**Work to do**
Copy every line of the entries that includes the word "excerpt".
# START OF Supplied information
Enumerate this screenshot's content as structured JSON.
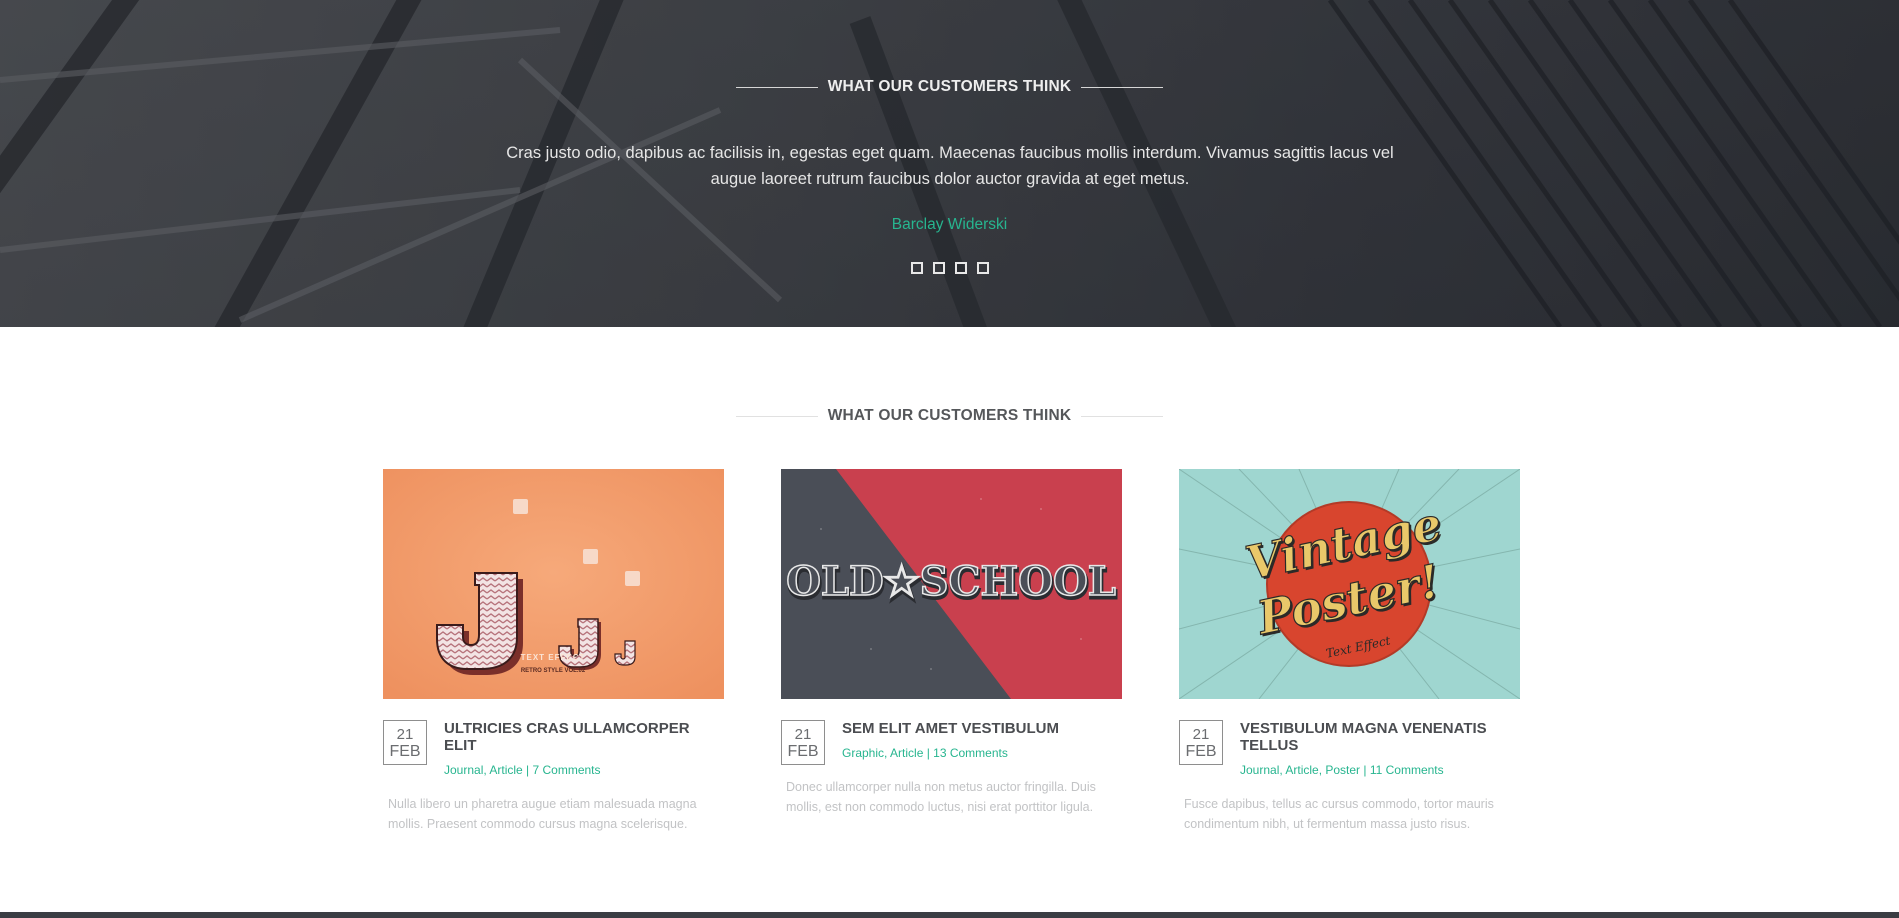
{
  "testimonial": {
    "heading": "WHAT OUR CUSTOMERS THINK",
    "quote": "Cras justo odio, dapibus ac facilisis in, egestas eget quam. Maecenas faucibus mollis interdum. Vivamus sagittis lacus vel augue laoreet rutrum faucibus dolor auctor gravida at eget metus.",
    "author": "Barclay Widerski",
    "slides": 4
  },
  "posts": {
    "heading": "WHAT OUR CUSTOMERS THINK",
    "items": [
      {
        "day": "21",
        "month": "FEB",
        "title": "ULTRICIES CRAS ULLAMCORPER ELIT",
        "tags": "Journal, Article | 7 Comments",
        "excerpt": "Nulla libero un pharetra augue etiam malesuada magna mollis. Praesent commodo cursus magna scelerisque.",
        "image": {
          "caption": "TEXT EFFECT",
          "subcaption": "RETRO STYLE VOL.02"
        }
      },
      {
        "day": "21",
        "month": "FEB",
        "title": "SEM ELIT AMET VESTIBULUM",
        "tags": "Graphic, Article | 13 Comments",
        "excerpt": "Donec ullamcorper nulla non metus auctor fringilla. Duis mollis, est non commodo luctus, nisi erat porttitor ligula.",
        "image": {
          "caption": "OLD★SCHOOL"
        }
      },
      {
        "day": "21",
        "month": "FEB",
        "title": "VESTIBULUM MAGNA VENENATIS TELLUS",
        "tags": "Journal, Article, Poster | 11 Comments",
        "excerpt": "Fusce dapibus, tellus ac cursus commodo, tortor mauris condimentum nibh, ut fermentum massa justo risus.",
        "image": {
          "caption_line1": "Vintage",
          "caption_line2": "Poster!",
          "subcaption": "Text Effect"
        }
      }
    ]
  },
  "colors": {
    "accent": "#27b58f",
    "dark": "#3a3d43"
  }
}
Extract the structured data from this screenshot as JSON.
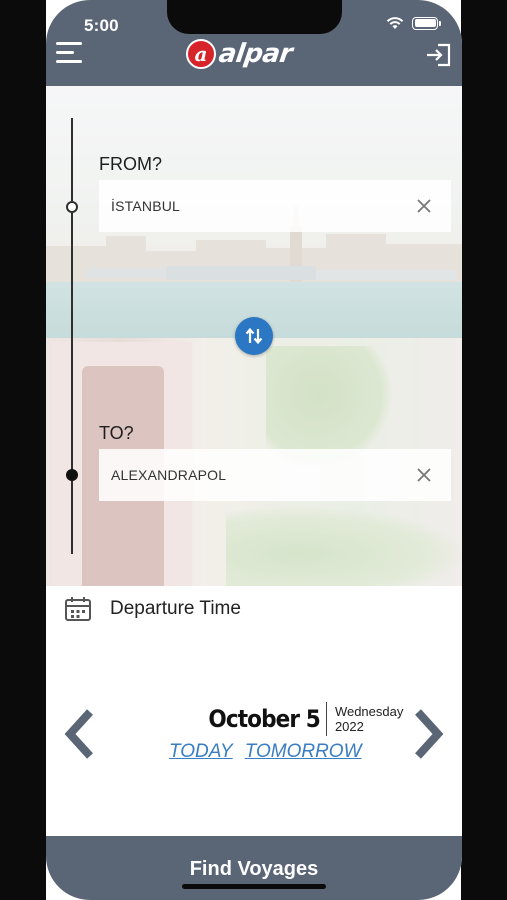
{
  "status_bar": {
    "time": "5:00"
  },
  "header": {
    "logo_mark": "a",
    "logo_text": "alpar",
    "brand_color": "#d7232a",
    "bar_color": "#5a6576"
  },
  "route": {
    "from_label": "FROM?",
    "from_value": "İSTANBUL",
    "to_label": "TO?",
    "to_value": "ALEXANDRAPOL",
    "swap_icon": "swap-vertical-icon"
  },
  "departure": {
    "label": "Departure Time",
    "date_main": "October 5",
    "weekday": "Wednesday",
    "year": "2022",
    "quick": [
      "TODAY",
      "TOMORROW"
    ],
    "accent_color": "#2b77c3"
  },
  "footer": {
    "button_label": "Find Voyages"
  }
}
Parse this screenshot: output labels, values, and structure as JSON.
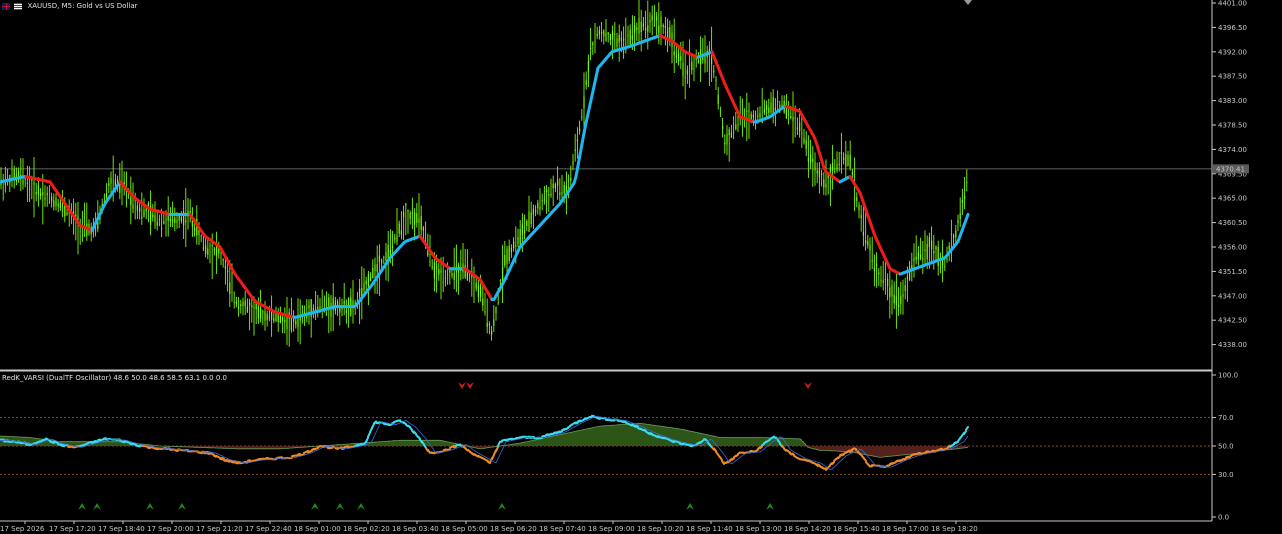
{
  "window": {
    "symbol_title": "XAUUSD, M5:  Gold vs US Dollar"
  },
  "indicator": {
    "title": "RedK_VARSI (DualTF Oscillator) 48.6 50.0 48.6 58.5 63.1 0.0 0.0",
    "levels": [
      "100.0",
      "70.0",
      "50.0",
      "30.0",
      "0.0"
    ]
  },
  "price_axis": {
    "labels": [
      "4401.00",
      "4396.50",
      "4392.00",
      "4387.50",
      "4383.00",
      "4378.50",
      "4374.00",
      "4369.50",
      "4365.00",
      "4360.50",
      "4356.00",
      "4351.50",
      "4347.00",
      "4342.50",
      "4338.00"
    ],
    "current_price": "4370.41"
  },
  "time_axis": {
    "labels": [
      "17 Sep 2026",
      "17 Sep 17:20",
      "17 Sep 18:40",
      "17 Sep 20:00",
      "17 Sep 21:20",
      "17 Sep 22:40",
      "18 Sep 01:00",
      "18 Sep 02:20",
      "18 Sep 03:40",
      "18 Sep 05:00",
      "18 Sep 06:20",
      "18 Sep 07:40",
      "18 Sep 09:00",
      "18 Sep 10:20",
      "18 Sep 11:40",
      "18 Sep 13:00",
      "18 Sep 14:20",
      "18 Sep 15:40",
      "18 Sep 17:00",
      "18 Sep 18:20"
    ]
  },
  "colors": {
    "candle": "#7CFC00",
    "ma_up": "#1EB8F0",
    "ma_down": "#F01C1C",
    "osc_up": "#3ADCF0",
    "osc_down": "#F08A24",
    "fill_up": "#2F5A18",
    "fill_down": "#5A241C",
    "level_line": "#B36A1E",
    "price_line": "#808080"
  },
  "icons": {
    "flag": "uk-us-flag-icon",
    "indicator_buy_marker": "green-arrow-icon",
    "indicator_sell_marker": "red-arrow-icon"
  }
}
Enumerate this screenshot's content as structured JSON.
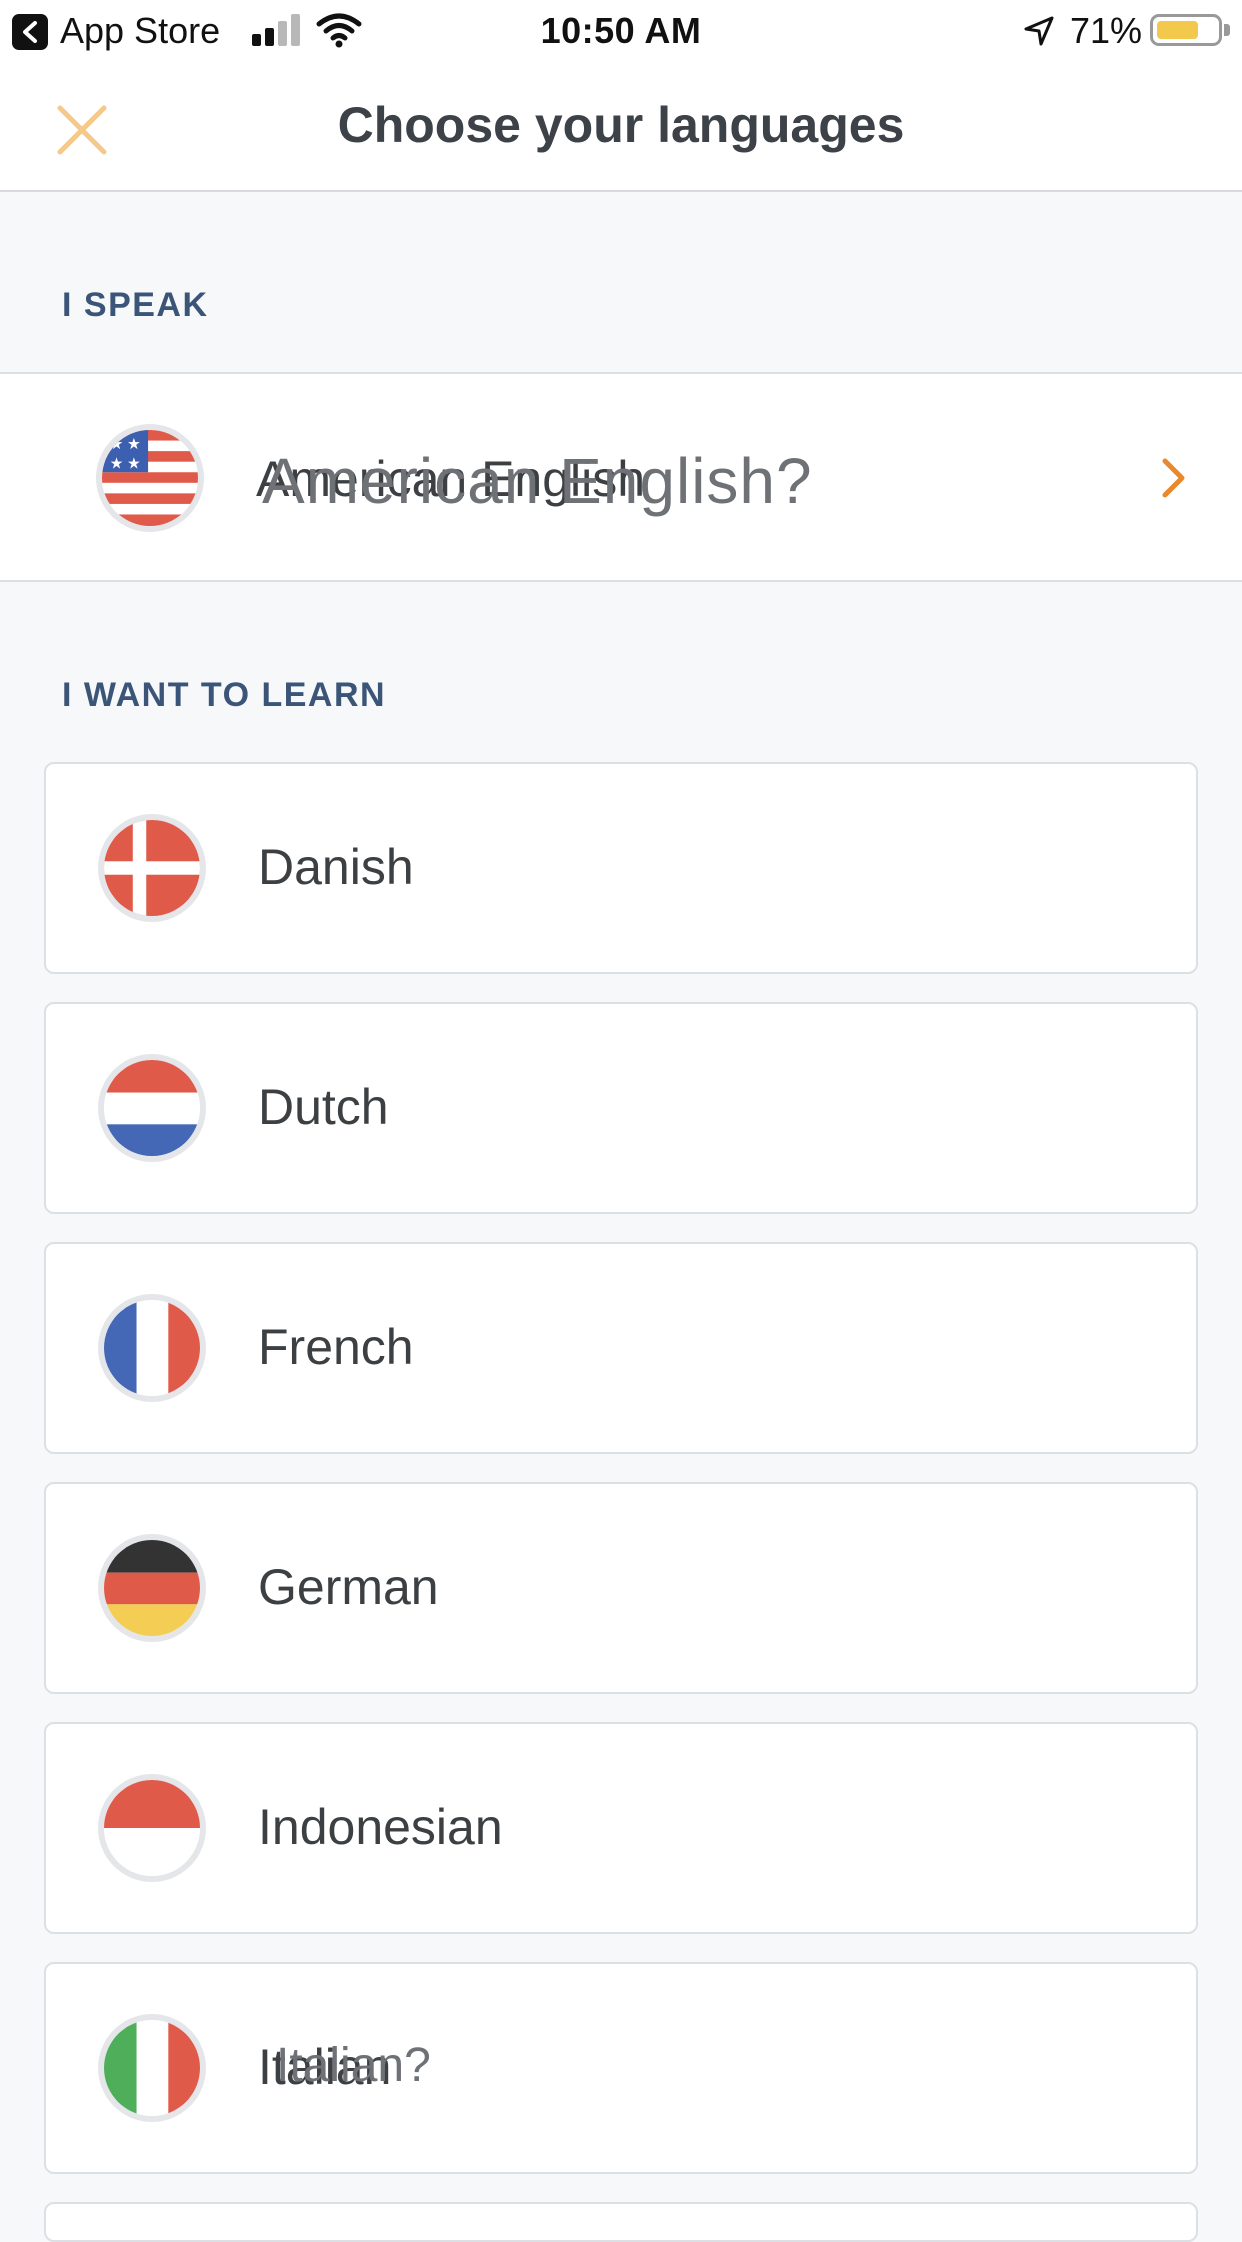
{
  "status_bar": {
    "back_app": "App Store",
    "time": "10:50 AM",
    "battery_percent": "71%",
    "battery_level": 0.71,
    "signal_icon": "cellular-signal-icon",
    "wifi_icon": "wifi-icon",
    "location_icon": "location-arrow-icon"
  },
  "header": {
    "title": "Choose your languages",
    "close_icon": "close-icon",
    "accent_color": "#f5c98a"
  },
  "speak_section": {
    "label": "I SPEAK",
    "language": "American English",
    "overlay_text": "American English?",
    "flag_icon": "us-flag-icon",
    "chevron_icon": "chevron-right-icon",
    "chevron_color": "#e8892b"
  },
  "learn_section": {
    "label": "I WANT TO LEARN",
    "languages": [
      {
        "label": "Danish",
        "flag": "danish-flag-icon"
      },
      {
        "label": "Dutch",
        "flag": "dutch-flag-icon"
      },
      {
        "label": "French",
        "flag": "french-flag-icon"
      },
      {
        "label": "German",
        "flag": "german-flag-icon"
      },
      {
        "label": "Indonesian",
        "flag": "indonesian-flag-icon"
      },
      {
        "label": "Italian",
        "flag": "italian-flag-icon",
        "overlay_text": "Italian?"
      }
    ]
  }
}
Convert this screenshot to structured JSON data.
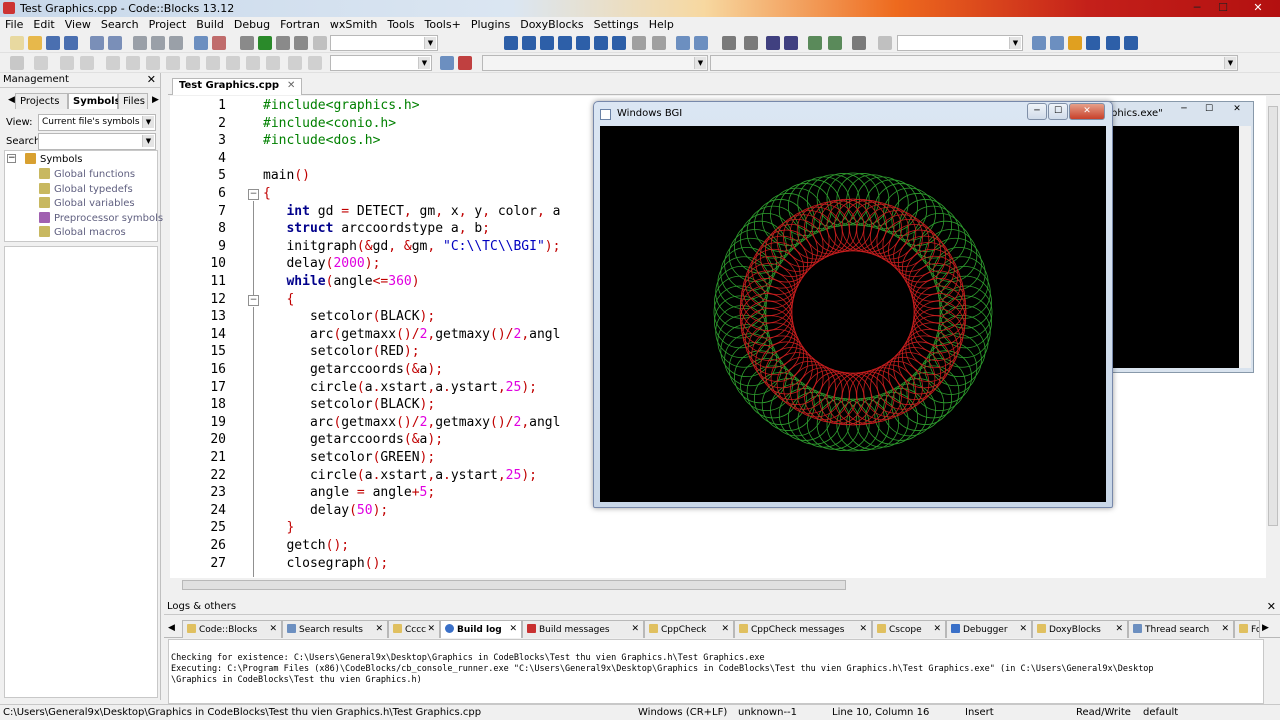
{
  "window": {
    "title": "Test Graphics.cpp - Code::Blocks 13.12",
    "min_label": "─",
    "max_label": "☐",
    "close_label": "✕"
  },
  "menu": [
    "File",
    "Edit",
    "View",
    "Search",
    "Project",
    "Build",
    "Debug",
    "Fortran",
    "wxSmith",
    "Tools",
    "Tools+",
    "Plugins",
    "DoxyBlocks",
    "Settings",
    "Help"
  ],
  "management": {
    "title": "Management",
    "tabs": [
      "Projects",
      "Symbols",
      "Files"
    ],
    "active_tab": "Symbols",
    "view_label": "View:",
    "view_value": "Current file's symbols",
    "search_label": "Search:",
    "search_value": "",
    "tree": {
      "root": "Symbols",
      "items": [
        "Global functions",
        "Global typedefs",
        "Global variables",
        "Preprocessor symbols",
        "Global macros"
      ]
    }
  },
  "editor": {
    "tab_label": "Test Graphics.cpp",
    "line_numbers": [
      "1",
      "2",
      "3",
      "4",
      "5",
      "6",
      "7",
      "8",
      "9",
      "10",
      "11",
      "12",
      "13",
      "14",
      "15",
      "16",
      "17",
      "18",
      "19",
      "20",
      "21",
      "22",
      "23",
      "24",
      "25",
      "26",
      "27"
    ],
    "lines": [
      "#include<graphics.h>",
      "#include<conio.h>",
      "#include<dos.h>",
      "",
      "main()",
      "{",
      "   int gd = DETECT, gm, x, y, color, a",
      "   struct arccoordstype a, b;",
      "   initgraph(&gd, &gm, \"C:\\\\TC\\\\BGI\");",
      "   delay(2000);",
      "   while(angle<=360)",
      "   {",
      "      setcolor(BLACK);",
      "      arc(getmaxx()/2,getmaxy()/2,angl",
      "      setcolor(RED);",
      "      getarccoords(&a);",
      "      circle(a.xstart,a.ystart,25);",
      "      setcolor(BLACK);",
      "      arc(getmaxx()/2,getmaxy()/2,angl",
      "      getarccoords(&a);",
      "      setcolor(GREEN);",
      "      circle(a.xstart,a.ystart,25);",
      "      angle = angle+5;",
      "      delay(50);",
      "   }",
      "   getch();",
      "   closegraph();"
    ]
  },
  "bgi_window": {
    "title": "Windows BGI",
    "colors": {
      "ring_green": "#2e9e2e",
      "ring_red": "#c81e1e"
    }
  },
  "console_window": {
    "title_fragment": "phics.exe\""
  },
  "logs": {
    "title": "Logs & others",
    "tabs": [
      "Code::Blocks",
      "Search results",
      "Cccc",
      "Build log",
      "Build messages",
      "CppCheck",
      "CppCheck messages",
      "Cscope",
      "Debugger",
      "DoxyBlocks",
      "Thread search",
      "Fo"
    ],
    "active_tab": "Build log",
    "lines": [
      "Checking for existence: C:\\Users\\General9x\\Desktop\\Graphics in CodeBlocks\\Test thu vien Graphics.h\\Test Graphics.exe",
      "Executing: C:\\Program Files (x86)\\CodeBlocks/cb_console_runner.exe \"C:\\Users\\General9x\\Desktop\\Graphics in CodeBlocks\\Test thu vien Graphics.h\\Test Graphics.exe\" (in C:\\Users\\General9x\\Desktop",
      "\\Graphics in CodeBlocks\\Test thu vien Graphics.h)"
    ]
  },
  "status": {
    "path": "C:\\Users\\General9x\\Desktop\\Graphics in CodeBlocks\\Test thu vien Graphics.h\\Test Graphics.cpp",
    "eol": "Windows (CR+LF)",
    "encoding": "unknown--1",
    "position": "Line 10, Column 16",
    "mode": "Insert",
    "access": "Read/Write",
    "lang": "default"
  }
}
# END OF Supplied information
**Response to the exercise**
        "excerpt": "Nulla libero un pharetra augue etiam malesuada magna mollis. Praesent commodo cursus magna scelerisque.",
        "excerpt": "Donec ullamcorper nulla non metus auctor fringilla. Duis mollis, est non commodo luctus, nisi erat porttitor ligula.",
        "excerpt": "Fusce dapibus, tellus ac cursus commodo, tortor mauris condimentum nibh, ut fermentum massa justo risus.",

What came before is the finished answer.